# WHAT THE EXERCISE ASKS
Print all of the data exactly as written.

# INFORMATION SHOWN
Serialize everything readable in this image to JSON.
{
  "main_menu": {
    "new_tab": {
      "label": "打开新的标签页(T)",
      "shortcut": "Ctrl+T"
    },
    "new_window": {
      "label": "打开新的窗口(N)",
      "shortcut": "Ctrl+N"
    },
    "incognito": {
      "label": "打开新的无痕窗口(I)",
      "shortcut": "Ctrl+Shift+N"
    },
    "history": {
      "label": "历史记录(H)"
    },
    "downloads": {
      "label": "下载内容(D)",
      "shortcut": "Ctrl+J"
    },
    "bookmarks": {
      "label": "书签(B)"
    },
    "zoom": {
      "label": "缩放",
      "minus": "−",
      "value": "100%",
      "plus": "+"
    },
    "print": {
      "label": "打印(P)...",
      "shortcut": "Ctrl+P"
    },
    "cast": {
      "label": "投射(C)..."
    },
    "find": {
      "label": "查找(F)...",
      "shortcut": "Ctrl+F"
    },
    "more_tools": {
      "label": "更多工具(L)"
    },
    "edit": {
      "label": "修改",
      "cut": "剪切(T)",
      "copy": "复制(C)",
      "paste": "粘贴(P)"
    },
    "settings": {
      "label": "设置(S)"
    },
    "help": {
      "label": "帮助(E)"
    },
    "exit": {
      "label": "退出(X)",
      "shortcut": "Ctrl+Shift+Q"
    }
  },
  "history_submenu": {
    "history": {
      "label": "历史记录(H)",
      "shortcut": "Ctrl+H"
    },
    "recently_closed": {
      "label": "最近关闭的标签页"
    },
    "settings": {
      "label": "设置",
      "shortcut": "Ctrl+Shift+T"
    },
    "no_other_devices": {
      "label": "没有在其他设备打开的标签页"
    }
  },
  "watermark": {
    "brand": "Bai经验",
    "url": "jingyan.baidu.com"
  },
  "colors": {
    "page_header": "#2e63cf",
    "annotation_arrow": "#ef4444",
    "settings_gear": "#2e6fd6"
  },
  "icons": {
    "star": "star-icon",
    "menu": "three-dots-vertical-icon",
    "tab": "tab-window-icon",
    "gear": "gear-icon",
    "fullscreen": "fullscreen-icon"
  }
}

# RESULT
Serialize everything readable in this image to JSON.
{
  "main_menu": {
    "new_tab": {
      "label": "打开新的标签页(T)",
      "shortcut": "Ctrl+T"
    },
    "new_window": {
      "label": "打开新的窗口(N)",
      "shortcut": "Ctrl+N"
    },
    "incognito": {
      "label": "打开新的无痕窗口(I)",
      "shortcut": "Ctrl+Shift+N"
    },
    "history": {
      "label": "历史记录(H)"
    },
    "downloads": {
      "label": "下载内容(D)",
      "shortcut": "Ctrl+J"
    },
    "bookmarks": {
      "label": "书签(B)"
    },
    "zoom": {
      "label": "缩放",
      "minus": "−",
      "value": "100%",
      "plus": "+"
    },
    "print": {
      "label": "打印(P)...",
      "shortcut": "Ctrl+P"
    },
    "cast": {
      "label": "投射(C)..."
    },
    "find": {
      "label": "查找(F)...",
      "shortcut": "Ctrl+F"
    },
    "more_tools": {
      "label": "更多工具(L)"
    },
    "edit": {
      "label": "修改",
      "cut": "剪切(T)",
      "copy": "复制(C)",
      "paste": "粘贴(P)"
    },
    "settings": {
      "label": "设置(S)"
    },
    "help": {
      "label": "帮助(E)"
    },
    "exit": {
      "label": "退出(X)",
      "shortcut": "Ctrl+Shift+Q"
    }
  },
  "history_submenu": {
    "history": {
      "label": "历史记录(H)",
      "shortcut": "Ctrl+H"
    },
    "recently_closed": {
      "label": "最近关闭的标签页"
    },
    "settings": {
      "label": "设置",
      "shortcut": "Ctrl+Shift+T"
    },
    "no_other_devices": {
      "label": "没有在其他设备打开的标签页"
    }
  },
  "watermark": {
    "brand": "Bai经验",
    "url": "jingyan.baidu.com"
  },
  "colors": {
    "page_header": "#2e63cf",
    "annotation_arrow": "#ef4444",
    "settings_gear": "#2e6fd6"
  },
  "icons": {
    "star": "star-icon",
    "menu": "three-dots-vertical-icon",
    "tab": "tab-window-icon",
    "gear": "gear-icon",
    "fullscreen": "fullscreen-icon"
  }
}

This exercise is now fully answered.